* _GIVEN DATA_
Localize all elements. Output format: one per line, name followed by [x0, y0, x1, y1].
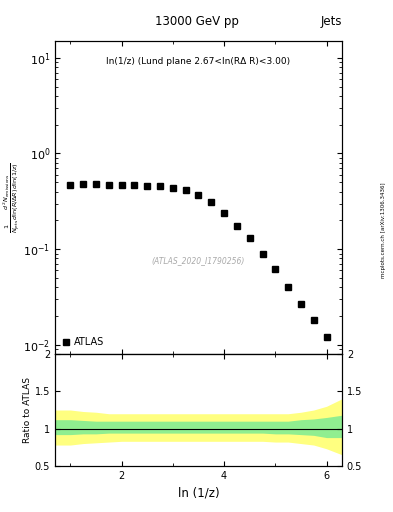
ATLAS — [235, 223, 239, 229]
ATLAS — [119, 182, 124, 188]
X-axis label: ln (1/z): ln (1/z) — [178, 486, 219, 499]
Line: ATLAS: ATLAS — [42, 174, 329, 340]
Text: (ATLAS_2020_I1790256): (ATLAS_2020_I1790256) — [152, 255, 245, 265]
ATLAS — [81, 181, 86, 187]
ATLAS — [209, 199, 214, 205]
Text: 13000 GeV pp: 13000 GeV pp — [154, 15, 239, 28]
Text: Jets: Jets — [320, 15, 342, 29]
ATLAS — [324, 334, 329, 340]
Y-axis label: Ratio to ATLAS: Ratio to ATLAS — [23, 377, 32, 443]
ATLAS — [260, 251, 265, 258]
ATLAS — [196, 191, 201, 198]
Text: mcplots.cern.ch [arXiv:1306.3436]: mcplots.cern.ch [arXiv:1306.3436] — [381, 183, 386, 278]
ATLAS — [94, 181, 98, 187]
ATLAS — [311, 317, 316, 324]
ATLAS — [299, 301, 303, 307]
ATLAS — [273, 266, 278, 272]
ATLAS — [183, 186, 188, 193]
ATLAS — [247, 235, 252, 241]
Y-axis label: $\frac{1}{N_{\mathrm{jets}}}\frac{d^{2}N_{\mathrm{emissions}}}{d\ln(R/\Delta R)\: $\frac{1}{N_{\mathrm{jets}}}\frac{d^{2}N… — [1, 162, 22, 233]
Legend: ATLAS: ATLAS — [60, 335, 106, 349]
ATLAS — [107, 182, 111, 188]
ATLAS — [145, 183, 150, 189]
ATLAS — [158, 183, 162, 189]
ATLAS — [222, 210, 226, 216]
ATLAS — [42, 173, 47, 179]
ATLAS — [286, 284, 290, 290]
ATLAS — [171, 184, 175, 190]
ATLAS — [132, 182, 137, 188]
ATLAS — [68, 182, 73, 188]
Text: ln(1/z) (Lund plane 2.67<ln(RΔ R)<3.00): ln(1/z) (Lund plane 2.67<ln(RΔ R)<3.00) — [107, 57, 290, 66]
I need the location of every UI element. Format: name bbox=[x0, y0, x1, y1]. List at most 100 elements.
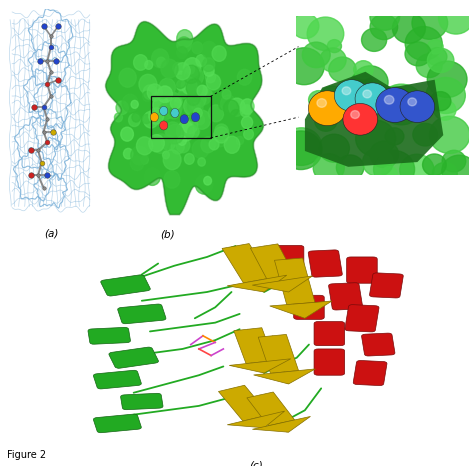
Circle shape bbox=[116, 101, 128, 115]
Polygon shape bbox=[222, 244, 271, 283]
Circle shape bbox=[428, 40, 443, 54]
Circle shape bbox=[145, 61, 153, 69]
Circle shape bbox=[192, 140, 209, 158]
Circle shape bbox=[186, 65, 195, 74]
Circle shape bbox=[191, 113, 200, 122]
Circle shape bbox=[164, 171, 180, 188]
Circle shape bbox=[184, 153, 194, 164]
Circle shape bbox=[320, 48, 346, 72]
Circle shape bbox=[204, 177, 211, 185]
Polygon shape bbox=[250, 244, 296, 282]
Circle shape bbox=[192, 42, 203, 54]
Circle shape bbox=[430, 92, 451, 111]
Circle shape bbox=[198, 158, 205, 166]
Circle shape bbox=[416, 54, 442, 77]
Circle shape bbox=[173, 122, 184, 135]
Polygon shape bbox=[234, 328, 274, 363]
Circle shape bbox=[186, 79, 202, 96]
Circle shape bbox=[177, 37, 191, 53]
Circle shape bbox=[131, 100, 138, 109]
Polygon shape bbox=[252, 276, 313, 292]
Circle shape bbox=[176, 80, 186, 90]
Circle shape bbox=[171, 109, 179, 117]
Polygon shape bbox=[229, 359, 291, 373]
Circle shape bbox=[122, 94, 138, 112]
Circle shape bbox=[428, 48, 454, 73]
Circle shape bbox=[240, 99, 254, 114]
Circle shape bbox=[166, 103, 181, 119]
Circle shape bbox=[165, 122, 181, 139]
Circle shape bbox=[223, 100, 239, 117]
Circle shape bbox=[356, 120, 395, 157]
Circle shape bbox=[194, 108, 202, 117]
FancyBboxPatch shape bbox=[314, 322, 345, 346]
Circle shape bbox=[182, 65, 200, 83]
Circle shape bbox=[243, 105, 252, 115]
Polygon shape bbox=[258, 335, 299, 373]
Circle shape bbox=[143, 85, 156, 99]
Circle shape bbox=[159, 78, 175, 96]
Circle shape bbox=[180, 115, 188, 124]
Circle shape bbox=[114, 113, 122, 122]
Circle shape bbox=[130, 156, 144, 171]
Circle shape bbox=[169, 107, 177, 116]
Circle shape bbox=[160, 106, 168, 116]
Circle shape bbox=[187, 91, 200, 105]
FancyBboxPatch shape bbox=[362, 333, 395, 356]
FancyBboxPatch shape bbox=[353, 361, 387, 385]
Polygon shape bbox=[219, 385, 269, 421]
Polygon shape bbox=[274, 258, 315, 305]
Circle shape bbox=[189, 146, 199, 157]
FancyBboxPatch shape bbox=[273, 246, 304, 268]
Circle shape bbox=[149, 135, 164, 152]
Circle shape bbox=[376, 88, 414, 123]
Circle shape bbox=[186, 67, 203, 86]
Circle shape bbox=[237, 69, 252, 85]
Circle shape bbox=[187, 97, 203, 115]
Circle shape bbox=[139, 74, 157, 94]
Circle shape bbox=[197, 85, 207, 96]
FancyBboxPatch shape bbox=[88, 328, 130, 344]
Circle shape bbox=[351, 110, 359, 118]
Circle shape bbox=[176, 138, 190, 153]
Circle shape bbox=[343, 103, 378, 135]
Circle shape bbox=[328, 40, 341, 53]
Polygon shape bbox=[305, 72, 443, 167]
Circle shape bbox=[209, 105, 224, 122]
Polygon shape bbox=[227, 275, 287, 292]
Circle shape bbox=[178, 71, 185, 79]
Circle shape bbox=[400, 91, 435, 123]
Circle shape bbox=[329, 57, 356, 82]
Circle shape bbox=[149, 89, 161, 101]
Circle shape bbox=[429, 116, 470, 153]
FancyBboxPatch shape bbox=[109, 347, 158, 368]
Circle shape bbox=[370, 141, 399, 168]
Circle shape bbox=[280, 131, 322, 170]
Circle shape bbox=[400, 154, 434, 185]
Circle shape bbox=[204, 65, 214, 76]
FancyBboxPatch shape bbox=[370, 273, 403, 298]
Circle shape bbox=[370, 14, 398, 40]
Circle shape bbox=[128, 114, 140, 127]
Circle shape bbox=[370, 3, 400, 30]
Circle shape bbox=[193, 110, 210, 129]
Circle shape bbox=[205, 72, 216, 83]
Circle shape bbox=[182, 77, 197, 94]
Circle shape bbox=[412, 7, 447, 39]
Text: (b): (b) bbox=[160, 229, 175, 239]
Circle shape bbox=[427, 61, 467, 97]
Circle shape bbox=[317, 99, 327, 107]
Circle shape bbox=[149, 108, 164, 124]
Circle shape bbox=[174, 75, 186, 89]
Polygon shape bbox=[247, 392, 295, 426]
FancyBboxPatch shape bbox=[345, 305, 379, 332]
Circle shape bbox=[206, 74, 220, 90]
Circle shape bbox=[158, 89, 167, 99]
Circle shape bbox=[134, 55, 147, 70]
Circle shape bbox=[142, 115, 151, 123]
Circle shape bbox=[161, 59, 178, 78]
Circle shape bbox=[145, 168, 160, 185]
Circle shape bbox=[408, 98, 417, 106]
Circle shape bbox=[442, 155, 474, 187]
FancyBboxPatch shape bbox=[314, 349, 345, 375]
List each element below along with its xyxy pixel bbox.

* * *

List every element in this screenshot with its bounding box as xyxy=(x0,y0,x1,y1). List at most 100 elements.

* _EXERCISE AIM_
Write out again everything in the records from the line containing "Localize all elements." down to the line containing "Line: ATLAS: ATLAS — [42, 174, 329, 340]", both included, without the picture.

* _EXERCISE ANSWER_
Localize all elements. Output format: one per line, name followed by [x0, y0, x1, y1].
ATLAS — [235, 223, 239, 229]
ATLAS — [119, 182, 124, 188]
X-axis label: ln (1/z): ln (1/z) — [178, 486, 219, 499]
Line: ATLAS: ATLAS — [42, 174, 329, 340]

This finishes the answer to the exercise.